TO BE DONE: Below are entries. Pull out all lines containing "CONFINE".

Dataset entries
= = = = =

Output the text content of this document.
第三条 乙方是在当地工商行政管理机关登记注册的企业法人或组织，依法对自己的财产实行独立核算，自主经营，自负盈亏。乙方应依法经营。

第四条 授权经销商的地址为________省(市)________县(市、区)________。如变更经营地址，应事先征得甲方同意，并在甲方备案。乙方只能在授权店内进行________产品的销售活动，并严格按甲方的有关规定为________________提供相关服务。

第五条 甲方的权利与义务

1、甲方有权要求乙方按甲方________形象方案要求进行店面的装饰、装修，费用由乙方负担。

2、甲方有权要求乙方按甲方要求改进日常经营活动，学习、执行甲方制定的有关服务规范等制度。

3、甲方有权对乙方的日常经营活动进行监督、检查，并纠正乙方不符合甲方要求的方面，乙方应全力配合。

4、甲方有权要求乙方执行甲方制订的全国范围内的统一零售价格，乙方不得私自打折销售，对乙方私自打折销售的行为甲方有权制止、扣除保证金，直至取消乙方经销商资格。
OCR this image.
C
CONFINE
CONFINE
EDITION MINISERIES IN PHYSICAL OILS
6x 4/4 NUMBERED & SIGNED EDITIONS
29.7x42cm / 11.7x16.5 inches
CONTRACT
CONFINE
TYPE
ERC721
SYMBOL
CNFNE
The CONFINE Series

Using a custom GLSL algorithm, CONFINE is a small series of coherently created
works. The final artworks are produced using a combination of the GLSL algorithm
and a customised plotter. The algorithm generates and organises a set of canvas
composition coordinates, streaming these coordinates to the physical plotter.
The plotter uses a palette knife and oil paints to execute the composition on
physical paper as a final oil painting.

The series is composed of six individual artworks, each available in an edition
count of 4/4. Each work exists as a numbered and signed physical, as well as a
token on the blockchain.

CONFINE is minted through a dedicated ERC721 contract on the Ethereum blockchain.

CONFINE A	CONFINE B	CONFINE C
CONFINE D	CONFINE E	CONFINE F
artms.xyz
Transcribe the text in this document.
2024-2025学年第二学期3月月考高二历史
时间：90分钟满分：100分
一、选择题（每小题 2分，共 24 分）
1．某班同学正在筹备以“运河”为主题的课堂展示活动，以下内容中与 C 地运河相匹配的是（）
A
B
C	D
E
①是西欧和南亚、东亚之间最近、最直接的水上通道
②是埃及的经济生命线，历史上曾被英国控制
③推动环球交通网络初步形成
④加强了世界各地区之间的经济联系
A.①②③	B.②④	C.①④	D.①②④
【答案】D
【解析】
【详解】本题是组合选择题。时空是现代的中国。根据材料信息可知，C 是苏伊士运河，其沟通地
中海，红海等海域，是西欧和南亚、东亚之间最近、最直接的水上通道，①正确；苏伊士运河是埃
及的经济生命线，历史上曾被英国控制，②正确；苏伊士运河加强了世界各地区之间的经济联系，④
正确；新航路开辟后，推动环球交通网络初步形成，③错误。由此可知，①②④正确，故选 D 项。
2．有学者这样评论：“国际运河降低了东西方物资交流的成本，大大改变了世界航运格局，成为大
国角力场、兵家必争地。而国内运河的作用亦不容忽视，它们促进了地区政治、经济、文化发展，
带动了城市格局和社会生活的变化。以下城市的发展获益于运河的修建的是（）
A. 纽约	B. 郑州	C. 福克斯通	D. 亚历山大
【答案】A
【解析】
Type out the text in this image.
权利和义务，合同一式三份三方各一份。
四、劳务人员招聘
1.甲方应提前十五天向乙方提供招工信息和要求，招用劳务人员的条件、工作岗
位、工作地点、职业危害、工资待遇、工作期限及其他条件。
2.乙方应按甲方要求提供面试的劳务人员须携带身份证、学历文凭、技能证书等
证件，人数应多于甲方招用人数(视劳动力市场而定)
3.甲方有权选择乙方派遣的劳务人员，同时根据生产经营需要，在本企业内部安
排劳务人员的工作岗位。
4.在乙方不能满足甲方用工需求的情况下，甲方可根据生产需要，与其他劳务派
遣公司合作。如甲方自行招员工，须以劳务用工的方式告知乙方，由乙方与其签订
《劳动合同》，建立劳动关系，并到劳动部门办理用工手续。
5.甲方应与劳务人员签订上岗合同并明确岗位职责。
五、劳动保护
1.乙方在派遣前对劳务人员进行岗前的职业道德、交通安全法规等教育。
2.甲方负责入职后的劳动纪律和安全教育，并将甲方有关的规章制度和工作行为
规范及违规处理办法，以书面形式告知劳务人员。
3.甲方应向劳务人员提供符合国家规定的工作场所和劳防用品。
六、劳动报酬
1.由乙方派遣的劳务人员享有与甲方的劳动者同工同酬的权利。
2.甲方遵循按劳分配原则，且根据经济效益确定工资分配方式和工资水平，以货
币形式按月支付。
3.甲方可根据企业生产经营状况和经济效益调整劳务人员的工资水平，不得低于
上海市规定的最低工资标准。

= = = = =

WRITTEN REPLY:
CONFINE
CONFINE
CONFINE
The CONFINE Series
Using a custom GLSL algorithm, CONFINE is a small series of coherently created
CONFINE is minted through a dedicated ERC721 contract on the Ethereum blockchain.
CONFINE A	CONFINE B	CONFINE C
CONFINE D	CONFINE E	CONFINE F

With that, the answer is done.